▸ Records for processing:

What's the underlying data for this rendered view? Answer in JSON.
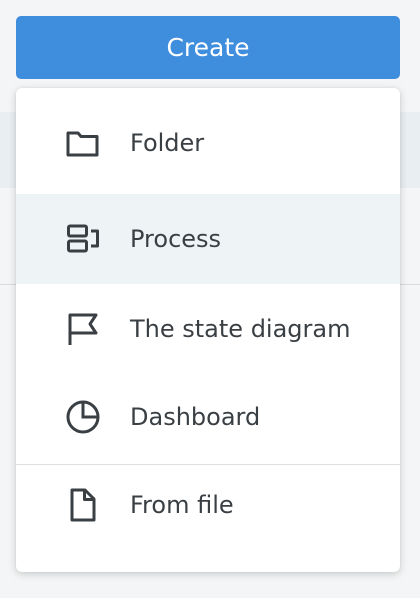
{
  "create_button": {
    "label": "Create"
  },
  "menu": {
    "items": [
      {
        "label": "Folder",
        "icon": "folder-icon"
      },
      {
        "label": "Process",
        "icon": "process-icon"
      },
      {
        "label": "The state diagram",
        "icon": "flag-icon"
      },
      {
        "label": "Dashboard",
        "icon": "pie-chart-icon"
      },
      {
        "label": "From file",
        "icon": "file-icon"
      }
    ],
    "highlighted_item": "Process"
  },
  "colors": {
    "accent": "#3f8ddd",
    "highlight": "#eef3f6",
    "text": "#3a3f44",
    "icon": "#3a3f44"
  }
}
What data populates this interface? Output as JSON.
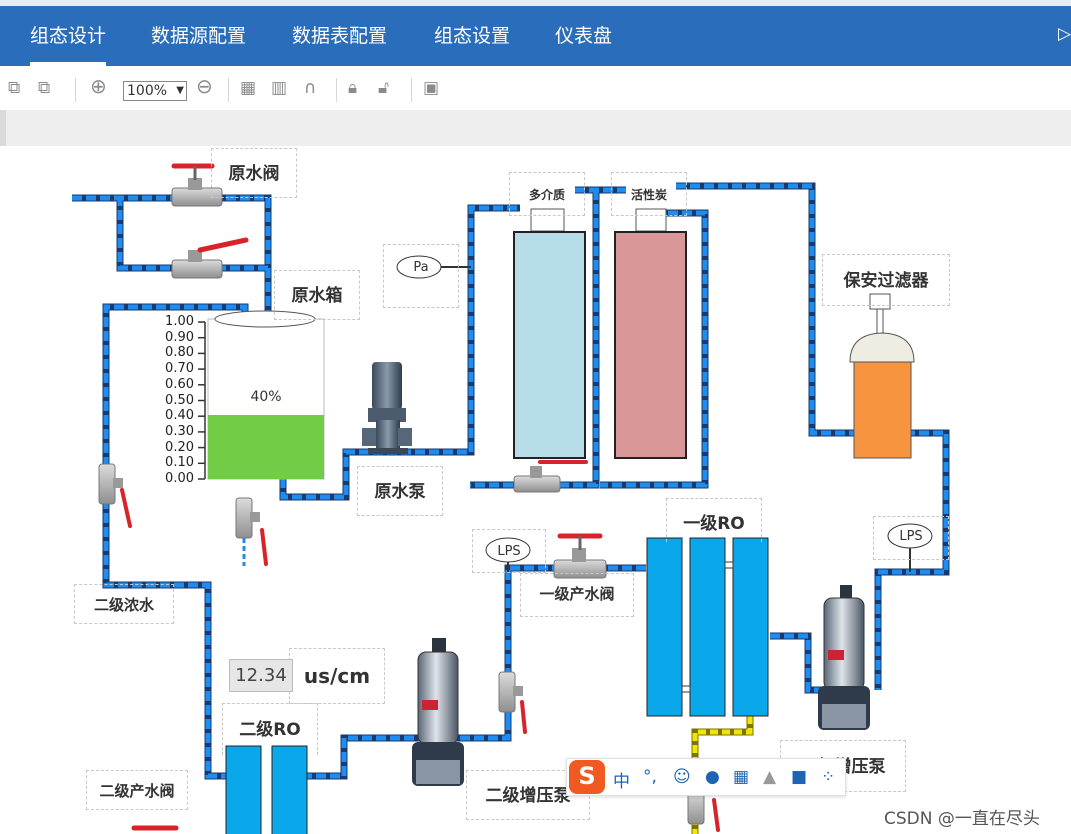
{
  "nav": {
    "tabs": [
      {
        "label": "组态设计",
        "active": true
      },
      {
        "label": "数据源配置",
        "active": false
      },
      {
        "label": "数据表配置",
        "active": false
      },
      {
        "label": "组态设置",
        "active": false
      },
      {
        "label": "仪表盘",
        "active": false
      }
    ],
    "bg_color": "#2a6ebb"
  },
  "toolbar": {
    "zoom": "100%",
    "icons": [
      "copy-icon",
      "paste-icon",
      "zoom-in-icon",
      "zoom-select",
      "zoom-out-icon",
      "grid-icon",
      "grid-toggle-icon",
      "magnet-icon",
      "lock-icon",
      "unlock-icon",
      "background-image-icon"
    ]
  },
  "diagram": {
    "labels": {
      "raw_valve": "原水阀",
      "raw_tank": "原水箱",
      "raw_pump": "原水泵",
      "multi_media": "多介质",
      "activated_carbon": "活性炭",
      "safety_filter": "保安过滤器",
      "pa": "Pa",
      "lps1": "LPS",
      "lps2": "LPS",
      "ro1": "一级RO",
      "ro1_product_valve": "一级产水阀",
      "stage2_concentrate": "二级浓水",
      "ro2": "二级RO",
      "stage2_product_valve": "二级产水阀",
      "stage2_booster_pump": "二级增压泵",
      "stage1_booster_pump": "一级增压泵",
      "conductivity_value": "12.34",
      "conductivity_unit": "us/cm"
    },
    "tank_level": {
      "fill_percent_label": "40%",
      "level": 0.4,
      "ticks": [
        "1.00",
        "0.90",
        "0.80",
        "0.70",
        "0.60",
        "0.50",
        "0.40",
        "0.30",
        "0.20",
        "0.10",
        "0.00"
      ],
      "fill_color": "#72cc45"
    },
    "colors": {
      "pipe": "#1f8cf0",
      "pipe_yellow": "#f2e600",
      "multi_media_vessel": "#b6dce8",
      "carbon_vessel": "#d99797",
      "filter_body": "#f7943f",
      "ro_membrane": "#0aa8ea",
      "valve_handle": "#d8232a"
    }
  },
  "ime": {
    "items": [
      "中",
      "°,",
      "☺",
      "mic",
      "keyboard",
      "person",
      "shirt",
      "apps"
    ]
  },
  "watermark": "CSDN @一直在尽头"
}
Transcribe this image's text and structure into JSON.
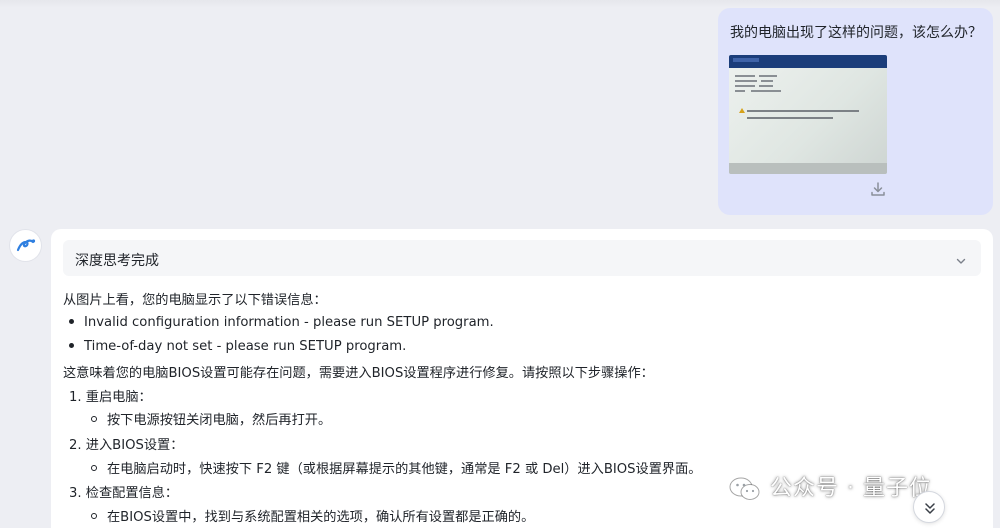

▸ Goal of the exercise:
Your task is to gather every line with the word "zoom" and copy it.

▸ Response to this exercise:
    "zoom": "100%",
      "zoom-in-icon",
      "zoom-select",
      "zoom-out-icon",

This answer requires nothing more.